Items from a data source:
= = =
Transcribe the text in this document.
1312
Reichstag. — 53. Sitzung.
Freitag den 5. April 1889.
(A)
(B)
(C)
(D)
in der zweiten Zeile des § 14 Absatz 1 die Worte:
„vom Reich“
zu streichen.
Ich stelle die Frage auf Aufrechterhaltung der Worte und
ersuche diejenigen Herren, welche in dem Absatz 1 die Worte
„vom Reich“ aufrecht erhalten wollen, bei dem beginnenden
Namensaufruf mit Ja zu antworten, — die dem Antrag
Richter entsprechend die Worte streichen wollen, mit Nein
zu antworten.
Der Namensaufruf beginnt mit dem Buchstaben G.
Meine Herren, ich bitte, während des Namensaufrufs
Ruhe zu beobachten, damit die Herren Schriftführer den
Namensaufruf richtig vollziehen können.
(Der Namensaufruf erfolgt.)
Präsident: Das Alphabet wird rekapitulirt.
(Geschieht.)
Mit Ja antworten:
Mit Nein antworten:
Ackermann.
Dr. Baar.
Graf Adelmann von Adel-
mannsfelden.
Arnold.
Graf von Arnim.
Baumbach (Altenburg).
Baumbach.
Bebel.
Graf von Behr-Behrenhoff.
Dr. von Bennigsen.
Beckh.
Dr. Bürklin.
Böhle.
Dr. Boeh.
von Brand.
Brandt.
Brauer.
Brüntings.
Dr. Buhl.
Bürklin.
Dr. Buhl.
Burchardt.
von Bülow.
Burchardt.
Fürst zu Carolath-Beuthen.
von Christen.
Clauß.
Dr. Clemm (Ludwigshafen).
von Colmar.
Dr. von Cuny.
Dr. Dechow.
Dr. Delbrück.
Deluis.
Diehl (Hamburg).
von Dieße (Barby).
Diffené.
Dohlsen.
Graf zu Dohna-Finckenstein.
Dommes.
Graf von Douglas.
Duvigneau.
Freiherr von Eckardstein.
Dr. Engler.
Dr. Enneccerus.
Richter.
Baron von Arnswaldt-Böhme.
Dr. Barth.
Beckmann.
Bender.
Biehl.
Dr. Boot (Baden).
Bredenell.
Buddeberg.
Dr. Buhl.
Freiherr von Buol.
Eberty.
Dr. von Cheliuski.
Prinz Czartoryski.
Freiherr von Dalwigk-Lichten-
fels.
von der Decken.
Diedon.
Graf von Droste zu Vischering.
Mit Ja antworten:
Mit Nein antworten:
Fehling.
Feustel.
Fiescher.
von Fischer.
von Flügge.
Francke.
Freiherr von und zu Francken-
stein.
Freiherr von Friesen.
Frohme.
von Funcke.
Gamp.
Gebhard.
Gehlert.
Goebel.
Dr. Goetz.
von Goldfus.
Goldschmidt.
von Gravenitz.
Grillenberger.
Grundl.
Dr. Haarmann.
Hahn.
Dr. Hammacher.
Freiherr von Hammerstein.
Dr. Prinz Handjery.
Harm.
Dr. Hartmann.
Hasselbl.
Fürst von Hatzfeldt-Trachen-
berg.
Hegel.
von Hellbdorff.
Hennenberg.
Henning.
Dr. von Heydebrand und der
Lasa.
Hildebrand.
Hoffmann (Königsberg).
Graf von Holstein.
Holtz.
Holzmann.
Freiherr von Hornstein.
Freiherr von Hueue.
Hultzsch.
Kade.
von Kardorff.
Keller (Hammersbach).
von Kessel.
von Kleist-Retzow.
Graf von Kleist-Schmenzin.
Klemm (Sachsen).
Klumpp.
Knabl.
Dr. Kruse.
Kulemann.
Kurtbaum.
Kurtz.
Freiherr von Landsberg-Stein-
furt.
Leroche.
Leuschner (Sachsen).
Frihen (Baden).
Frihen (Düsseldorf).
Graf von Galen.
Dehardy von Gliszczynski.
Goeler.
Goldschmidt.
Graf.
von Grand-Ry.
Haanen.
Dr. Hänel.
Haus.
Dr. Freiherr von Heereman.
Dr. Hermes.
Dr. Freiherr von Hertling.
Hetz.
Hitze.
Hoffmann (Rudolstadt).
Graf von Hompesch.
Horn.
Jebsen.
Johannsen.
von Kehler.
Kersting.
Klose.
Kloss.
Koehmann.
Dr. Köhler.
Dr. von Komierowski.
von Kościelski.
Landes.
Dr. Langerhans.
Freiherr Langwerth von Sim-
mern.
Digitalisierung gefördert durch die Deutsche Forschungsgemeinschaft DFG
= = =
▶ What is asked:
Retype all of the material, keeping each line exact.

▶ Task result:
Transcribe the text in this document.
1312
Reichstag. — 53. Sitzung.
Freitag den 5. April 1889.
(A)
(B)
(C)
(D)
in der zweiten Zeile des § 14 Absatz 1 die Worte:
„vom Reich“
zu streichen.
Ich stelle die Frage auf Aufrechterhaltung der Worte und
ersuche diejenigen Herren, welche in dem Absatz 1 die Worte
„vom Reich“ aufrecht erhalten wollen, bei dem beginnenden
Namensaufruf mit Ja zu antworten, — die dem Antrag
Richter entsprechend die Worte streichen wollen, mit Nein
zu antworten.
Der Namensaufruf beginnt mit dem Buchstaben G.
Meine Herren, ich bitte, während des Namensaufrufs
Ruhe zu beobachten, damit die Herren Schriftführer den
Namensaufruf richtig vollziehen können.
(Der Namensaufruf erfolgt.)
Präsident: Das Alphabet wird rekapitulirt.
(Geschieht.)
Mit Ja antworten:
Mit Nein antworten:
Ackermann.
Dr. Baar.
Graf Adelmann von Adel-
mannsfelden.
Arnold.
Graf von Arnim.
Baumbach (Altenburg).
Baumbach.
Bebel.
Graf von Behr-Behrenhoff.
Dr. von Bennigsen.
Beckh.
Dr. Bürklin.
Böhle.
Dr. Boeh.
von Brand.
Brandt.
Brauer.
Brüntings.
Dr. Buhl.
Bürklin.
Dr. Buhl.
Burchardt.
von Bülow.
Burchardt.
Fürst zu Carolath-Beuthen.
von Christen.
Clauß.
Dr. Clemm (Ludwigshafen).
von Colmar.
Dr. von Cuny.
Dr. Dechow.
Dr. Delbrück.
Deluis.
Diehl (Hamburg).
von Dieße (Barby).
Diffené.
Dohlsen.
Graf zu Dohna-Finckenstein.
Dommes.
Graf von Douglas.
Duvigneau.
Freiherr von Eckardstein.
Dr. Engler.
Dr. Enneccerus.
Richter.
Baron von Arnswaldt-Böhme.
Dr. Barth.
Beckmann.
Bender.
Biehl.
Dr. Boot (Baden).
Bredenell.
Buddeberg.
Dr. Buhl.
Freiherr von Buol.
Eberty.
Dr. von Cheliuski.
Prinz Czartoryski.
Freiherr von Dalwigk-Lichten-
fels.
von der Decken.
Diedon.
Graf von Droste zu Vischering.
Mit Ja antworten:
Mit Nein antworten:
Fehling.
Feustel.
Fiescher.
von Fischer.
von Flügge.
Francke.
Freiherr von und zu Francken-
stein.
Freiherr von Friesen.
Frohme.
von Funcke.
Gamp.
Gebhard.
Gehlert.
Goebel.
Dr. Goetz.
von Goldfus.
Goldschmidt.
von Gravenitz.
Grillenberger.
Grundl.
Dr. Haarmann.
Hahn.
Dr. Hammacher.
Freiherr von Hammerstein.
Dr. Prinz Handjery.
Harm.
Dr. Hartmann.
Hasselbl.
Fürst von Hatzfeldt-Trachen-
berg.
Hegel.
von Hellbdorff.
Hennenberg.
Henning.
Dr. von Heydebrand und der
Lasa.
Hildebrand.
Hoffmann (Königsberg).
Graf von Holstein.
Holtz.
Holzmann.
Freiherr von Hornstein.
Freiherr von Hueue.
Hultzsch.
Kade.
von Kardorff.
Keller (Hammersbach).
von Kessel.
von Kleist-Retzow.
Graf von Kleist-Schmenzin.
Klemm (Sachsen).
Klumpp.
Knabl.
Dr. Kruse.
Kulemann.
Kurtbaum.
Kurtz.
Freiherr von Landsberg-Stein-
furt.
Leroche.
Leuschner (Sachsen).
Frihen (Baden).
Frihen (Düsseldorf).
Graf von Galen.
Dehardy von Gliszczynski.
Goeler.
Goldschmidt.
Graf.
von Grand-Ry.
Haanen.
Dr. Hänel.
Haus.
Dr. Freiherr von Heereman.
Dr. Hermes.
Dr. Freiherr von Hertling.
Hetz.
Hitze.
Hoffmann (Rudolstadt).
Graf von Hompesch.
Horn.
Jebsen.
Johannsen.
von Kehler.
Kersting.
Klose.
Kloss.
Koehmann.
Dr. Köhler.
Dr. von Komierowski.
von Kościelski.
Landes.
Dr. Langerhans.
Freiherr Langwerth von Sim-
mern.
Digitalisierung gefördert durch die Deutsche Forschungsgemeinschaft DFG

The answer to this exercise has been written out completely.